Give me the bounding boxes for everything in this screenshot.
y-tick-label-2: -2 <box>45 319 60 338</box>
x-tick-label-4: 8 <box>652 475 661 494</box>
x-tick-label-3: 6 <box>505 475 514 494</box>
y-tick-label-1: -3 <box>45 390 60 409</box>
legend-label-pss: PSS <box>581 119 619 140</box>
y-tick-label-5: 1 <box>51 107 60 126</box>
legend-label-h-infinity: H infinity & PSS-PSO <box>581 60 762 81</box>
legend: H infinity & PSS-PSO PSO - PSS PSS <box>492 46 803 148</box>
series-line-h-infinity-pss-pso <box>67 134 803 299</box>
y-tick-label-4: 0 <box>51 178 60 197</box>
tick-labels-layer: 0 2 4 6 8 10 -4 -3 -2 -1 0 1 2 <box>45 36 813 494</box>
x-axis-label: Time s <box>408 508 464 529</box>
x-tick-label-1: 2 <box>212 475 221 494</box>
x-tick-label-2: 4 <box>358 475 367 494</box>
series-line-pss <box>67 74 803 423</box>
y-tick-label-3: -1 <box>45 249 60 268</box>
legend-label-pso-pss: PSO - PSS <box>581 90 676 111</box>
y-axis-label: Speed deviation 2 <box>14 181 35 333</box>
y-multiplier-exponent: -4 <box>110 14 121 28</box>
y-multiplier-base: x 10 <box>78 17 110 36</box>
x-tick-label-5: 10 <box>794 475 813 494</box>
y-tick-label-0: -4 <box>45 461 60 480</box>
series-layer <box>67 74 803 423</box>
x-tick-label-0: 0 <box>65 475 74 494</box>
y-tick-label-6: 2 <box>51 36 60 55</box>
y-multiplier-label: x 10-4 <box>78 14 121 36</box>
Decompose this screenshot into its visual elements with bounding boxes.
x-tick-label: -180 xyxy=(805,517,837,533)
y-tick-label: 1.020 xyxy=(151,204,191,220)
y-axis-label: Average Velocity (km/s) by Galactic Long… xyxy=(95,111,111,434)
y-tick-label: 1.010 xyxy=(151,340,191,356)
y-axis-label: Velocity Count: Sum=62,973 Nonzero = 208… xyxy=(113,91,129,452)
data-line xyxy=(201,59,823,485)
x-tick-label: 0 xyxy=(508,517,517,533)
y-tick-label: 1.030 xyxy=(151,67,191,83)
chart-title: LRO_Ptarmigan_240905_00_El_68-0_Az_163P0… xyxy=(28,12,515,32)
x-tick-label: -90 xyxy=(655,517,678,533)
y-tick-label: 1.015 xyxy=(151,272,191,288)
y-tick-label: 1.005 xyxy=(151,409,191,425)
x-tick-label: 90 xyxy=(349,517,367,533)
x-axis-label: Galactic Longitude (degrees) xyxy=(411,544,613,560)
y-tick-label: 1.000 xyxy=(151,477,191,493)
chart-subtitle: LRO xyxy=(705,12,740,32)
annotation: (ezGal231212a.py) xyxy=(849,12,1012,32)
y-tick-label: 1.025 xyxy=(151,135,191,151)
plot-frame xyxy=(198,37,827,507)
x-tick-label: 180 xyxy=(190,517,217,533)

════════

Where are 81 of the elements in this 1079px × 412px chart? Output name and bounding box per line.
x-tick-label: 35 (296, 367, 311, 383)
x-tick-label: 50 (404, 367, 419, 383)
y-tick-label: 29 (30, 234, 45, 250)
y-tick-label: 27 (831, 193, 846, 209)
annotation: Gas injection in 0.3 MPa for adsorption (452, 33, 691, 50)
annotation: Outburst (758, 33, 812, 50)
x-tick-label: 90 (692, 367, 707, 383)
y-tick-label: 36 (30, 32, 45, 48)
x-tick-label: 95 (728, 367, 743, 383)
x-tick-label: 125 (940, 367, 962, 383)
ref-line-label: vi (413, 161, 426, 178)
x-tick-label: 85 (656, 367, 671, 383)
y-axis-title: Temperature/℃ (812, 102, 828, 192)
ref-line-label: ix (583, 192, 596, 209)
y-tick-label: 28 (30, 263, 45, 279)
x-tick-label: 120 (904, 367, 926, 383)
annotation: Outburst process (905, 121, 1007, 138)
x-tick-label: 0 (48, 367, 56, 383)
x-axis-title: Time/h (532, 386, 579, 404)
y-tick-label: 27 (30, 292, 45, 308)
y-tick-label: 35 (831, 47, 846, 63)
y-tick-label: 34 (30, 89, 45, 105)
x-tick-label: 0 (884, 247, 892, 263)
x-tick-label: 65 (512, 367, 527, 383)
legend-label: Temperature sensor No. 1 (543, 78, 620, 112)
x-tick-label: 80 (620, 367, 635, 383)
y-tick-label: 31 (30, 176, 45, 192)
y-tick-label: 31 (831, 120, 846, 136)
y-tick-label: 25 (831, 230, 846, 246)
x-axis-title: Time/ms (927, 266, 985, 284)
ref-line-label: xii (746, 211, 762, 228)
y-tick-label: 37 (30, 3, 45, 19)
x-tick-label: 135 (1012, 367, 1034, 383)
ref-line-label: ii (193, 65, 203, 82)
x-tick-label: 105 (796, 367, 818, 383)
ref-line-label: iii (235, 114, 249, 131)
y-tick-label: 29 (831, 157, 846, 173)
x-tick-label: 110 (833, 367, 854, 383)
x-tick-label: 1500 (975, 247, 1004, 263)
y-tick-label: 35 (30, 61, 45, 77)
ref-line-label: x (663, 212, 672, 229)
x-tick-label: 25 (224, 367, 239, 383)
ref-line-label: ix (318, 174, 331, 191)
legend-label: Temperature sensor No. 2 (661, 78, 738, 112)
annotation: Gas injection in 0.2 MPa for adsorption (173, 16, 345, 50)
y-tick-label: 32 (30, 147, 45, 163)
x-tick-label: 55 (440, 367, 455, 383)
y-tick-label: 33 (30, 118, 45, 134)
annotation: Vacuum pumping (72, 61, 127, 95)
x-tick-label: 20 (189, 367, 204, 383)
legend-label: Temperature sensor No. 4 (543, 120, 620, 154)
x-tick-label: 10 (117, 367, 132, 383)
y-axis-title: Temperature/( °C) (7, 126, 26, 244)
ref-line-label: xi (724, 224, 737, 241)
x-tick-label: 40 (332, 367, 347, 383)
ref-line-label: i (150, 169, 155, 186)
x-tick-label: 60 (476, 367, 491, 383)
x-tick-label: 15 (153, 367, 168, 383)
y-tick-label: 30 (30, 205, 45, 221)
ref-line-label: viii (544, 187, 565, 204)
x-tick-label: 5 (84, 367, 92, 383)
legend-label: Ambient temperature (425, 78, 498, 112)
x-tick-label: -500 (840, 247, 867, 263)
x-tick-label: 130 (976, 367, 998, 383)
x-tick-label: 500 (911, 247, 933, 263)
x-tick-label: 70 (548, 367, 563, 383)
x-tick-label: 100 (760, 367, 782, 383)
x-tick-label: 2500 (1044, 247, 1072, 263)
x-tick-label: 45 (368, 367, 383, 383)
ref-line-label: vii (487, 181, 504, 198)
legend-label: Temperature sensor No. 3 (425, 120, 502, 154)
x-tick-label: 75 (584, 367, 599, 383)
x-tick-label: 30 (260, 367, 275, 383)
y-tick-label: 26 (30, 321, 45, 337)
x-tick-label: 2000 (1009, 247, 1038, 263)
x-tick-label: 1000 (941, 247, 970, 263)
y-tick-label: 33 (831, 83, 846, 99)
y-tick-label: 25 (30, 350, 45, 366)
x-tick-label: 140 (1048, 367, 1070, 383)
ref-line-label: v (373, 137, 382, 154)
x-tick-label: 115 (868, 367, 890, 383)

════════

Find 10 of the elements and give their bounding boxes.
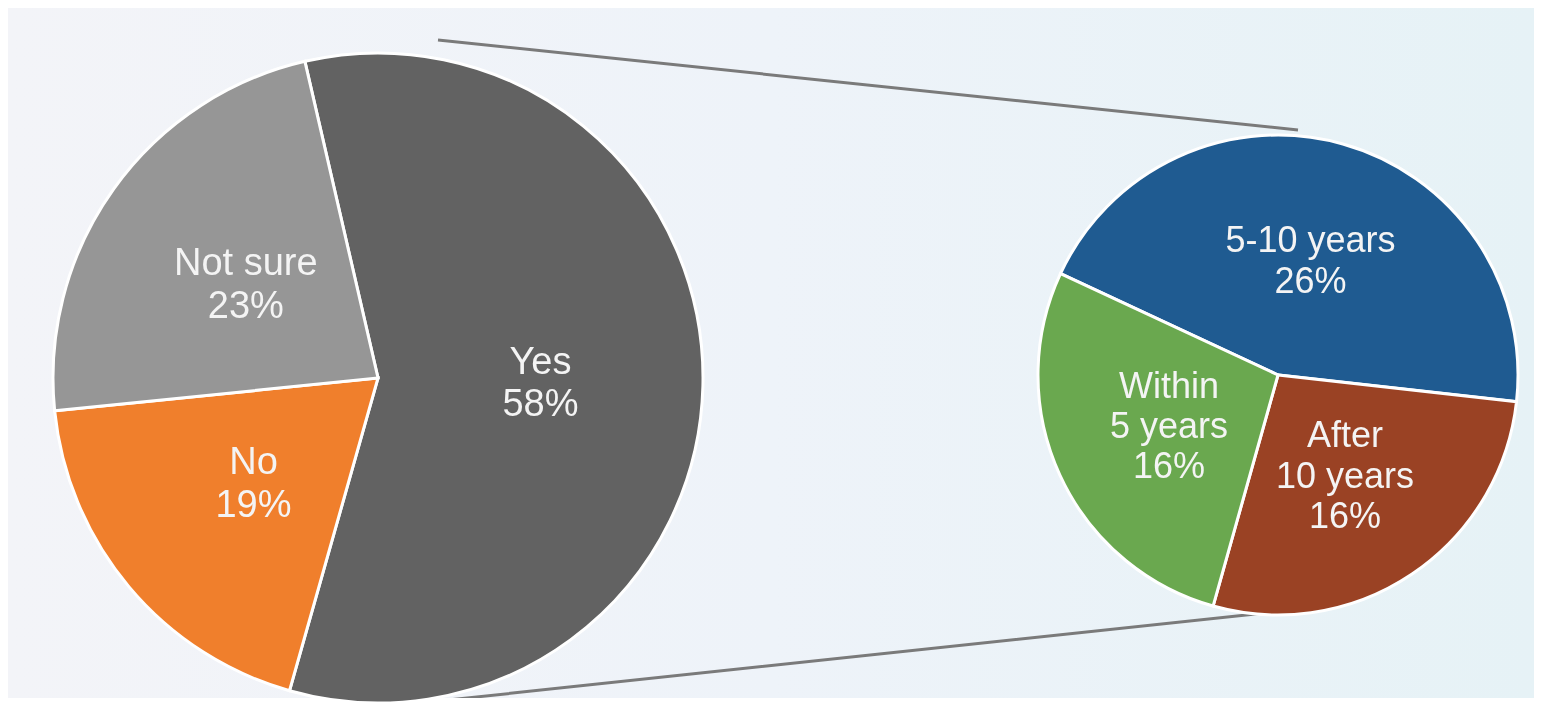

════════

-- Task details --
Please extract, word for word, everything in the records from the line containing "Where are 81" down to the line containing "annotation: Gas injection in 0.3", both of those lines included.

-- Task output --
Where are 81 of the elements in this 1079px × 412px chart? Output name and bounding box per line.
x-tick-label: 35 (296, 367, 311, 383)
x-tick-label: 50 (404, 367, 419, 383)
y-tick-label: 29 (30, 234, 45, 250)
y-tick-label: 27 (831, 193, 846, 209)
annotation: Gas injection in 0.3 MPa for adsorption (452, 33, 691, 50)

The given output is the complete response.